Among the entries below, find the lines with "adjetivos" and copy them.
** START Record set **
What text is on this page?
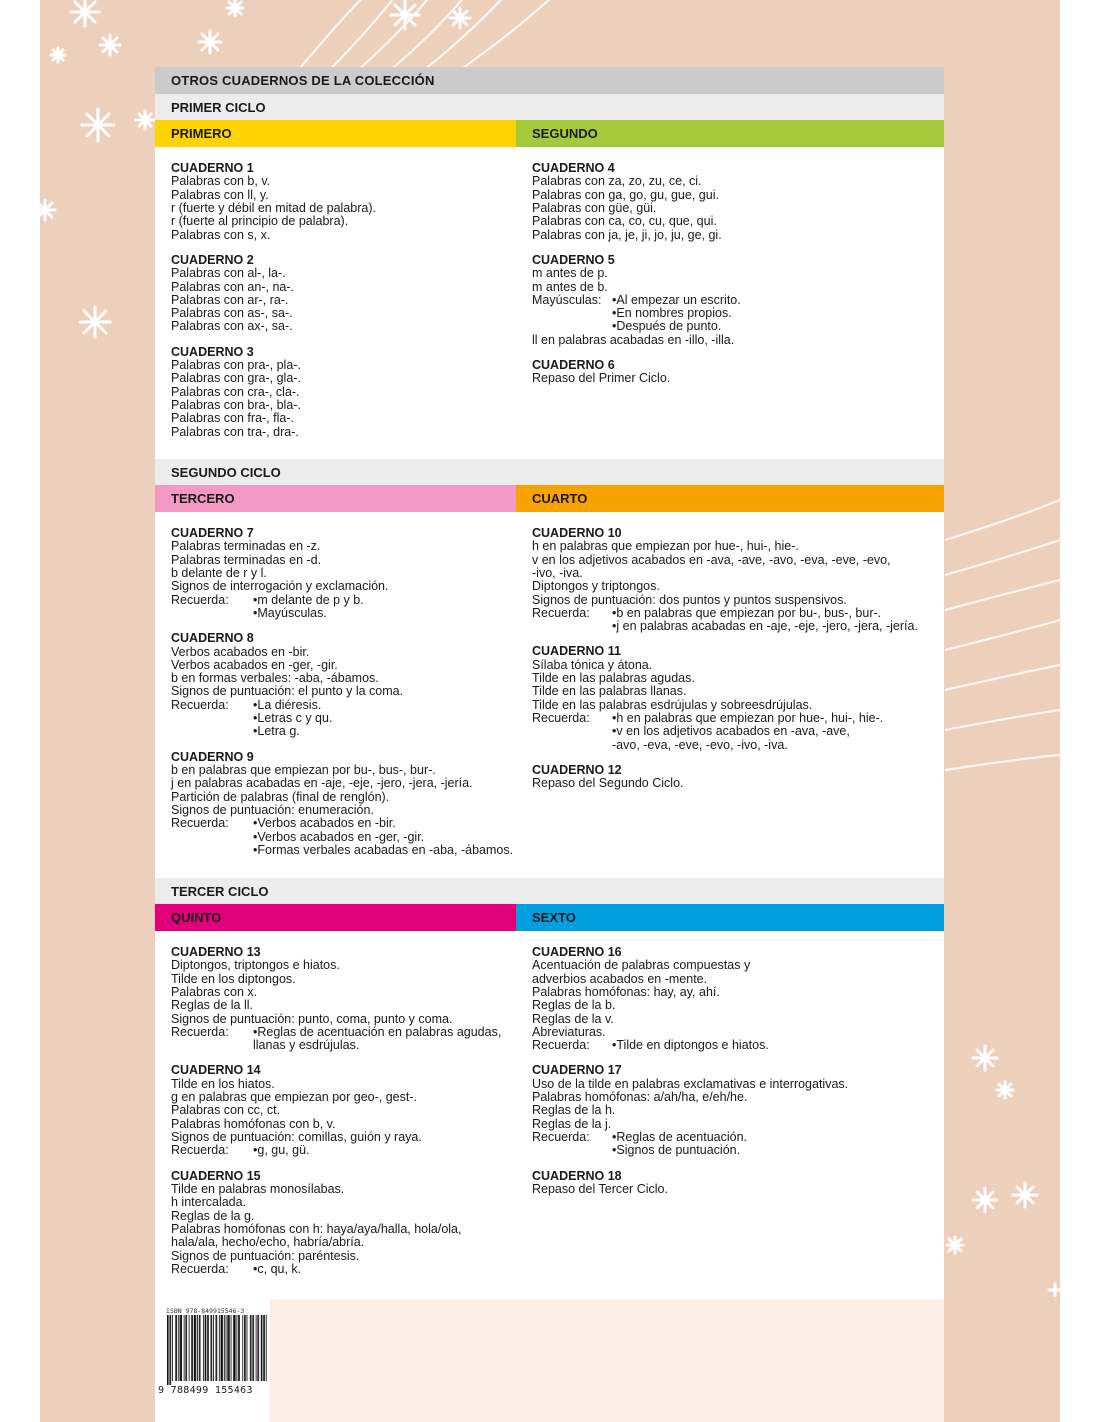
OTROS CUADERNOS DE LA COLECCIÓN
PRIMER CICLO
PRIMERO	SEGUNDO
CUADERNO 1
Palabras con b, v.
Palabras con ll, y.
r (fuerte y débil en mitad de palabra).
r (fuerte al principio de palabra).
Palabras con s, x.
CUADERNO 2
Palabras con al-, la-.
Palabras con an-, na-.
Palabras con ar-, ra-.
Palabras con as-, sa-.
Palabras con ax-, sa-.
CUADERNO 3
Palabras con pra-, pla-.
Palabras con gra-, gla-.
Palabras con cra-, cla-.
Palabras con bra-, bla-.
Palabras con fra-, fla-.
Palabras con tra-, dra-.
CUADERNO 4
Palabras con za, zo, zu, ce, ci.
Palabras con ga, go, gu, gue, gui.
Palabras con güe, güi.
Palabras con ca, co, cu, que, qui.
Palabras con ja, je, ji, jo, ju, ge, gi.
CUADERNO 5
m antes de p.
m antes de b.
Mayúsculas: •Al empezar un escrito.
•En nombres propios.
•Después de punto.
ll en palabras acabadas en -illo, -illa.
CUADERNO 6
Repaso del Primer Ciclo.
SEGUNDO CICLO
TERCERO	CUARTO
CUADERNO 7
Palabras terminadas en -z.
Palabras terminadas en -d.
b delante de r y l.
Signos de interrogación y exclamación.
Recuerda:	•m delante de p y b.
•Mayúsculas.
CUADERNO 8
Verbos acabados en -bir.
Verbos acabados en -ger, -gir.
b en formas verbales: -aba, -ábamos.
Signos de puntuación: el punto y la coma.
Recuerda:	•La diéresis.
•Letras c y qu.
•Letra g.
CUADERNO 9
b en palabras que empiezan por bu-, bus-, bur-.
j en palabras acabadas en -aje, -eje, -jero, -jera, -jería.
Partición de palabras (final de renglón).
Signos de puntuación: enumeración.
Recuerda:	•Verbos acabados en -bir.
•Verbos acabados en -ger, -gir.
•Formas verbales acabadas en -aba, -ábamos.
CUADERNO 10
h en palabras que empiezan por hue-, hui-, hie-.
v en los adjetivos acabados en -ava, -ave, -avo, -eva, -eve, -evo,
-ivo, -iva.
Diptongos y triptongos.
Signos de puntuación: dos puntos y puntos suspensivos.
Recuerda:	•b en palabras que empiezan por bu-, bus-, bur-.
•j en palabras acabadas en -aje, -eje, -jero, -jera, -jería.
CUADERNO 11
Sílaba tónica y átona.
Tilde en las palabras agudas.
Tilde en las palabras llanas.
Tilde en las palabras esdrújulas y sobreesdrújulas.
Recuerda:	•h en palabras que empiezan por hue-, hui-, hie-.
•v en los adjetivos acabados en -ava, -ave,
-avo, -eva, -eve, -evo, -ivo, -iva.
CUADERNO 12
Repaso del Segundo Ciclo.
TERCER CICLO
QUINTO	SEXTO
CUADERNO 13
Diptongos, triptongos e hiatos.
Tilde en los diptongos.
Palabras con x.
Reglas de la ll.
Signos de puntuación: punto, coma, punto y coma.
Recuerda:	•Reglas de acentuación en palabras agudas,
llanas y esdrújulas.
CUADERNO 14
Tilde en los hiatos.
g en palabras que empiezan por geo-, gest-.
Palabras con cc, ct.
Palabras homófonas con b, v.
Signos de puntuación: comillas, guión y raya.
Recuerda:	•g, gu, gü.
CUADERNO 15
Tilde en palabras monosílabas.
h intercalada.
Reglas de la g.
Palabras homófonas con h: haya/aya/halla, hola/ola,
hala/ala, hecho/echo, habría/abría.
Signos de puntuación: paréntesis.
Recuerda:	•c, qu, k.
CUADERNO 16
Acentuación de palabras compuestas y
adverbios acabados en -mente.
Palabras homófonas: hay, ay, ahí.
Reglas de la b.
Reglas de la v.
Abreviaturas.
Recuerda:	•Tilde en diptongos e hiatos.
CUADERNO 17
Uso de la tilde en palabras exclamativas e interrogativas.
Palabras homófonas: a/ah/ha, e/eh/he.
Reglas de la h.
Reglas de la j.
Recuerda:	•Reglas de acentuación.
•Signos de puntuación.
CUADERNO 18
Repaso del Tercer Ciclo.
ISBN 978-849915546-3
9 788499 155463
** END Record set **
## [In response]
v en los adjetivos acabados en -ava, -ave, -avo, -eva, -eve, -evo,
•v en los adjetivos acabados en -ava, -ave,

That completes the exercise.